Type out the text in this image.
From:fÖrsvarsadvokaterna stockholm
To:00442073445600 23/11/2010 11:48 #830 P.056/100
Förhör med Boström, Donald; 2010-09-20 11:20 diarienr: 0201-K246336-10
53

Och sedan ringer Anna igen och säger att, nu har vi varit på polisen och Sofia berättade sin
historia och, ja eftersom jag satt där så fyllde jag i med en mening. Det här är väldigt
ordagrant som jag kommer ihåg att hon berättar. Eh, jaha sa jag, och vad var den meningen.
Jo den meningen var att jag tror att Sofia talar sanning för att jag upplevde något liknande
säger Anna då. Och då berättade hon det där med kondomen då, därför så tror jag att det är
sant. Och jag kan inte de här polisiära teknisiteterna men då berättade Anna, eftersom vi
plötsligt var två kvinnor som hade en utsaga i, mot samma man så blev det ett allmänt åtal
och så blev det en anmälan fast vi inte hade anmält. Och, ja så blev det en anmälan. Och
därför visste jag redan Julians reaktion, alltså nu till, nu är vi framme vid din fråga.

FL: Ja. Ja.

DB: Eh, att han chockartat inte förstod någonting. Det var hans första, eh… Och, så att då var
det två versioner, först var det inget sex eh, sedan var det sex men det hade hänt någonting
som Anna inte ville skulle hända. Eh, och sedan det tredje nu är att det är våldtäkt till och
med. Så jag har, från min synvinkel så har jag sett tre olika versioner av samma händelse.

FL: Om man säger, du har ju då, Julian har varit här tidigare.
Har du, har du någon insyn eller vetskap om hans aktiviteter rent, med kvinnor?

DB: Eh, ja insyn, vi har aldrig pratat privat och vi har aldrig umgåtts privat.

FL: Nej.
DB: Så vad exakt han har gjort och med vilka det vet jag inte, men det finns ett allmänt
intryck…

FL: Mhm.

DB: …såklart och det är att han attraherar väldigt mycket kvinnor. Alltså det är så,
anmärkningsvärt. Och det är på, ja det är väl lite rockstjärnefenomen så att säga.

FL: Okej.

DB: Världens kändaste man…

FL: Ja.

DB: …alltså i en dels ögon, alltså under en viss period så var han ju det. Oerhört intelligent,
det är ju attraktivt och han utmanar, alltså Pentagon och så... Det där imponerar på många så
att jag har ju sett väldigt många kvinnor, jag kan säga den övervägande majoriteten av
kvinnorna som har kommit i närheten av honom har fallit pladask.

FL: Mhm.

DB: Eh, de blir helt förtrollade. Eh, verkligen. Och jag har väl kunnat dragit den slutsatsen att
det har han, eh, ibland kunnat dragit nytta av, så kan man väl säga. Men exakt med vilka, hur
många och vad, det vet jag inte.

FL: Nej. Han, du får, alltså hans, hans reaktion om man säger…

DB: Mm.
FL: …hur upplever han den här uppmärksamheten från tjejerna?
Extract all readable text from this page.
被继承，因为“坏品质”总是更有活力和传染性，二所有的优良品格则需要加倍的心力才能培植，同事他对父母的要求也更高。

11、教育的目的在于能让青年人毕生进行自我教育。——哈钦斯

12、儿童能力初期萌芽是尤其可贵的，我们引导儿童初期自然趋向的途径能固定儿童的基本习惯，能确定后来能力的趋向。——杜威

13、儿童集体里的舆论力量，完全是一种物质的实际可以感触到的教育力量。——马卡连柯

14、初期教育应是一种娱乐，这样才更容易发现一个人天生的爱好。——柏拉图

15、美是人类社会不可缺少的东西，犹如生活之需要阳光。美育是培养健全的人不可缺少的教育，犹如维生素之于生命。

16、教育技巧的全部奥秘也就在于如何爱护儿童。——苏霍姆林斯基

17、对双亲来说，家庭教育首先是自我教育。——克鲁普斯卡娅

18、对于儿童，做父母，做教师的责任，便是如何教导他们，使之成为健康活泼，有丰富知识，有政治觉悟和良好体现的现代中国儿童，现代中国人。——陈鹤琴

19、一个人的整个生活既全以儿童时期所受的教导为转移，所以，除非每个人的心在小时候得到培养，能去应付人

(GIVEN PROBLEM) What is needed here is an exact reproduction of all the entries.

(CORRECT RESULT)
Type out the text in this image.
From:fÖrsvarsadvokaterna stockholm
To:00442073445600 23/11/2010 11:48 #830 P.056/100
Förhör med Boström, Donald; 2010-09-20 11:20 diarienr: 0201-K246336-10
53

Och sedan ringer Anna igen och säger att, nu har vi varit på polisen och Sofia berättade sin
historia och, ja eftersom jag satt där så fyllde jag i med en mening. Det här är väldigt
ordagrant som jag kommer ihåg att hon berättar. Eh, jaha sa jag, och vad var den meningen.
Jo den meningen var att jag tror att Sofia talar sanning för att jag upplevde något liknande
säger Anna då. Och då berättade hon det där med kondomen då, därför så tror jag att det är
sant. Och jag kan inte de här polisiära teknisiteterna men då berättade Anna, eftersom vi
plötsligt var två kvinnor som hade en utsaga i, mot samma man så blev det ett allmänt åtal
och så blev det en anmälan fast vi inte hade anmält. Och, ja så blev det en anmälan. Och
därför visste jag redan Julians reaktion, alltså nu till, nu är vi framme vid din fråga.

FL: Ja. Ja.

DB: Eh, att han chockartat inte förstod någonting. Det var hans första, eh… Och, så att då var
det två versioner, först var det inget sex eh, sedan var det sex men det hade hänt någonting
som Anna inte ville skulle hända. Eh, och sedan det tredje nu är att det är våldtäkt till och
med. Så jag har, från min synvinkel så har jag sett tre olika versioner av samma händelse.

FL: Om man säger, du har ju då, Julian har varit här tidigare.
Har du, har du någon insyn eller vetskap om hans aktiviteter rent, med kvinnor?

DB: Eh, ja insyn, vi har aldrig pratat privat och vi har aldrig umgåtts privat.

FL: Nej.
DB: Så vad exakt han har gjort och med vilka det vet jag inte, men det finns ett allmänt
intryck…

FL: Mhm.

DB: …såklart och det är att han attraherar väldigt mycket kvinnor. Alltså det är så,
anmärkningsvärt. Och det är på, ja det är väl lite rockstjärnefenomen så att säga.

FL: Okej.

DB: Världens kändaste man…

FL: Ja.

DB: …alltså i en dels ögon, alltså under en viss period så var han ju det. Oerhört intelligent,
det är ju attraktivt och han utmanar, alltså Pentagon och så... Det där imponerar på många så
att jag har ju sett väldigt många kvinnor, jag kan säga den övervägande majoriteten av
kvinnorna som har kommit i närheten av honom har fallit pladask.

FL: Mhm.

DB: Eh, de blir helt förtrollade. Eh, verkligen. Och jag har väl kunnat dragit den slutsatsen att
det har han, eh, ibland kunnat dragit nytta av, så kan man väl säga. Men exakt med vilka, hur
många och vad, det vet jag inte.

FL: Nej. Han, du får, alltså hans, hans reaktion om man säger…

DB: Mm.
FL: …hur upplever han den här uppmärksamheten från tjejerna?
Extract all readable text from this page.
被继承，因为“坏品质”总是更有活力和传染性，二所有的优良品格则需要加倍的心力才能培植，同事他对父母的要求也更高。

11、教育的目的在于能让青年人毕生进行自我教育。——哈钦斯

12、儿童能力初期萌芽是尤其可贵的，我们引导儿童初期自然趋向的途径能固定儿童的基本习惯，能确定后来能力的趋向。——杜威

13、儿童集体里的舆论力量，完全是一种物质的实际可以感触到的教育力量。——马卡连柯

14、初期教育应是一种娱乐，这样才更容易发现一个人天生的爱好。——柏拉图

15、美是人类社会不可缺少的东西，犹如生活之需要阳光。美育是培养健全的人不可缺少的教育，犹如维生素之于生命。

16、教育技巧的全部奥秘也就在于如何爱护儿童。——苏霍姆林斯基

17、对双亲来说，家庭教育首先是自我教育。——克鲁普斯卡娅

18、对于儿童，做父母，做教师的责任，便是如何教导他们，使之成为健康活泼，有丰富知识，有政治觉悟和良好体现的现代中国儿童，现代中国人。——陈鹤琴

19、一个人的整个生活既全以儿童时期所受的教导为转移，所以，除非每个人的心在小时候得到培养，能去应付人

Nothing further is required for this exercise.